→ **DATASET RECORDS**
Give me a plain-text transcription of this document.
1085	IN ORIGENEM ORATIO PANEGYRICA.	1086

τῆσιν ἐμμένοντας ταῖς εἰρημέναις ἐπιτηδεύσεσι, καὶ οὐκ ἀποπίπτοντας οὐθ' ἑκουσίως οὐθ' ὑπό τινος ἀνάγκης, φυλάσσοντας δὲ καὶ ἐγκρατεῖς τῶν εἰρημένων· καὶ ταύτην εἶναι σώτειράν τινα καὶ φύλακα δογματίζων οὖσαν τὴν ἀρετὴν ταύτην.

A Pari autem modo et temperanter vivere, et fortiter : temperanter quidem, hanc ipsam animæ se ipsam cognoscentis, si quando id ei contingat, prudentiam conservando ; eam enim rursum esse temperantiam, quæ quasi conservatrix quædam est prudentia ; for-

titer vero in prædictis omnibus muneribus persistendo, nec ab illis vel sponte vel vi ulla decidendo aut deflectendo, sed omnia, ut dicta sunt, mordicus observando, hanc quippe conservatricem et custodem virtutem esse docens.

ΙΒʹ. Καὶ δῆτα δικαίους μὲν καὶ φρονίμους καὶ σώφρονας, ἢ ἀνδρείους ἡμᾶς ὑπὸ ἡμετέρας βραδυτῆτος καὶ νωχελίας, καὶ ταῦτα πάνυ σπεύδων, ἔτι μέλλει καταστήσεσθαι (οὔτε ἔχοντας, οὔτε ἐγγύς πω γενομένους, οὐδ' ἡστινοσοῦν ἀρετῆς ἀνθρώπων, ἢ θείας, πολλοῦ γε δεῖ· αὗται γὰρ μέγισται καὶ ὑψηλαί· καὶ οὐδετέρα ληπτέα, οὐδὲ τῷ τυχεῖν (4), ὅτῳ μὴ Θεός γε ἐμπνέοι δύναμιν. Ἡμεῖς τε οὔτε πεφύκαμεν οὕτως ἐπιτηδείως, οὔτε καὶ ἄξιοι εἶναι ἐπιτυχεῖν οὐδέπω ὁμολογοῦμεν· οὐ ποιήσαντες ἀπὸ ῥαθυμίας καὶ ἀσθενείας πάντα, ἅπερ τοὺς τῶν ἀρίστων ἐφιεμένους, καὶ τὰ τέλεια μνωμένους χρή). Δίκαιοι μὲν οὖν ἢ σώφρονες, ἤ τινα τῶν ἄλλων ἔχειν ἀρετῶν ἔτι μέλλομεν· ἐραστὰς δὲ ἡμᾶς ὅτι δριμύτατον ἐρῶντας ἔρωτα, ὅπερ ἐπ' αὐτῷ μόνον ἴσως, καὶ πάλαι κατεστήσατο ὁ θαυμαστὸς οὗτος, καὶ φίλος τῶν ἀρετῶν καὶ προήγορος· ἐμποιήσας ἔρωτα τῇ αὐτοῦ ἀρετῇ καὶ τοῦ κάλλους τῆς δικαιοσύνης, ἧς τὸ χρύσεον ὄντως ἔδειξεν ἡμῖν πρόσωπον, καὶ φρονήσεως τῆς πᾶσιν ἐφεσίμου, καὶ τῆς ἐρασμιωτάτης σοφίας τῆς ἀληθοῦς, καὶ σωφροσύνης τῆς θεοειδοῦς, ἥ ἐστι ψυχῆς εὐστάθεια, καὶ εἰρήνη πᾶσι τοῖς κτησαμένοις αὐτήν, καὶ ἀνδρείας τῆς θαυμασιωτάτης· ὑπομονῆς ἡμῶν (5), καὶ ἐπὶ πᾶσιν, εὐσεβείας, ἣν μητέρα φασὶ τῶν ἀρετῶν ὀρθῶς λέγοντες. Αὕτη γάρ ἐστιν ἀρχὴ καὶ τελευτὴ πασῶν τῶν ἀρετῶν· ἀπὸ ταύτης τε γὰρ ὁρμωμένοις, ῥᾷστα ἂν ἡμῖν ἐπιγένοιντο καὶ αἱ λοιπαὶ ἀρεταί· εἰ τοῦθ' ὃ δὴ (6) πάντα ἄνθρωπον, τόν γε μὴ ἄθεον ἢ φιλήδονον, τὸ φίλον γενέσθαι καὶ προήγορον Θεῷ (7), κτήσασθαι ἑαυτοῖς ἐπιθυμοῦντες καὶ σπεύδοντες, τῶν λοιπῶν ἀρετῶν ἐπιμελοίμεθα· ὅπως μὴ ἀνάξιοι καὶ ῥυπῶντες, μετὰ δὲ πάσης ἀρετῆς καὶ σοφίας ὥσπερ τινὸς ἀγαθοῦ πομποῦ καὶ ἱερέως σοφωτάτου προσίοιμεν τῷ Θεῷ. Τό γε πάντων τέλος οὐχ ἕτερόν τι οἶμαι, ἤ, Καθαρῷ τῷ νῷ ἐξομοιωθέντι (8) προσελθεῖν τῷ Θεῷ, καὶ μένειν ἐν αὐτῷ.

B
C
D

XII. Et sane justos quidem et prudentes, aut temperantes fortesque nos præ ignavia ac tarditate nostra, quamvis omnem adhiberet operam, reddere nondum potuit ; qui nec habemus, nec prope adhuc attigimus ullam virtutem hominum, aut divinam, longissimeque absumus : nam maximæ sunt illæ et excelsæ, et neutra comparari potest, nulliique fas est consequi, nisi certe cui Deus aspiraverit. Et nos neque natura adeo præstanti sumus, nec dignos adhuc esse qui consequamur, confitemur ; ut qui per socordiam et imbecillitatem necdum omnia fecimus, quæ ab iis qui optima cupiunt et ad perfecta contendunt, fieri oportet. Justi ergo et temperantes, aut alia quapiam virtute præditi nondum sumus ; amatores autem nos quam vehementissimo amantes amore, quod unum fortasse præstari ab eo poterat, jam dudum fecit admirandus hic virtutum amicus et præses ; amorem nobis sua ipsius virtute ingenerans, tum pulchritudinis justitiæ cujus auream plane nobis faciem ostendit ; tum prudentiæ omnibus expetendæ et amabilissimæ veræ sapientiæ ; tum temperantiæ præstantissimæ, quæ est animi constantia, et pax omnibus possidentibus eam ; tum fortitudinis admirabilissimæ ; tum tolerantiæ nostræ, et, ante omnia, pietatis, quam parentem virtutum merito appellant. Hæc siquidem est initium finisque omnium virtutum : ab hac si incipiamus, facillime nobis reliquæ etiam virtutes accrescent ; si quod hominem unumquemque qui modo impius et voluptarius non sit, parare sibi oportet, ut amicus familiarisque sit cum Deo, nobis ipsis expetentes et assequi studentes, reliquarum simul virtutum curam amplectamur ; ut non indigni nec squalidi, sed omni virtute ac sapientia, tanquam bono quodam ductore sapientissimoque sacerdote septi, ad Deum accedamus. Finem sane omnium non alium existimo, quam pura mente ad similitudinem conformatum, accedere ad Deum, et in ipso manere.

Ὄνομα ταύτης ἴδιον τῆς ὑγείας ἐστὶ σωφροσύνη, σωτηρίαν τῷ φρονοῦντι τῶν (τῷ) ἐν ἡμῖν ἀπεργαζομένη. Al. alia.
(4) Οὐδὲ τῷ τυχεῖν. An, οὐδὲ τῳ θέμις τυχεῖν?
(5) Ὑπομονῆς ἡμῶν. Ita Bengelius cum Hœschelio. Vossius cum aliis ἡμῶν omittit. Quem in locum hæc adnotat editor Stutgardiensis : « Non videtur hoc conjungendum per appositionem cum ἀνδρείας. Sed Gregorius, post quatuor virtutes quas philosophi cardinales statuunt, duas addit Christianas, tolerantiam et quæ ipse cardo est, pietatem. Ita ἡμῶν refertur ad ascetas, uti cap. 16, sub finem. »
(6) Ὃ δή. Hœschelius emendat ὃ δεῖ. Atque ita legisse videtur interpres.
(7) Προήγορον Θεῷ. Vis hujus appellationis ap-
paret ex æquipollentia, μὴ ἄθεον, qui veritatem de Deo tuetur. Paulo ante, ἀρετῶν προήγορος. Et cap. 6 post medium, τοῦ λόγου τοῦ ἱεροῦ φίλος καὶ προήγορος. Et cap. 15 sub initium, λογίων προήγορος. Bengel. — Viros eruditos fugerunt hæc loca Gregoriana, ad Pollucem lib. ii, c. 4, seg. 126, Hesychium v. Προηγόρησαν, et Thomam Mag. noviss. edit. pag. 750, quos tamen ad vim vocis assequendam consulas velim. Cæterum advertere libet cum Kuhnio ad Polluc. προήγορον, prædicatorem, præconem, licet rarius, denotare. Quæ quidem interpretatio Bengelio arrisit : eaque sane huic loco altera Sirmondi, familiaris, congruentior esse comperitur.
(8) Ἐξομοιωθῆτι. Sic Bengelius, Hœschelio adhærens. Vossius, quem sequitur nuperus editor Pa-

→ **EXERCISE GOAL**
Where a line above contains the string "editor", copy that line.

→ **RESPONSE TO THIS TASK**
(5) Ὑπομονῆς ἡμῶν. Ita Bengelius cum Hœschelio. Vossius cum aliis ἡμῶν omittit. Quem in locum hæc adnotat editor Stutgardiensis : « Non videtur hoc conjungendum per appositionem cum ἀνδρείας. Sed Gregorius, post quatuor virtutes quas philosophi cardinales statuunt, duas addit Christianas, tolerantiam et quæ ipse cardo est, pietatem. Ita ἡμῶν refertur ad ascetas, uti cap. 16, sub finem. »
(8) Ἐξομοιωθῆτι. Sic Bengelius, Hœschelio adhærens. Vossius, quem sequitur nuperus editor Pa-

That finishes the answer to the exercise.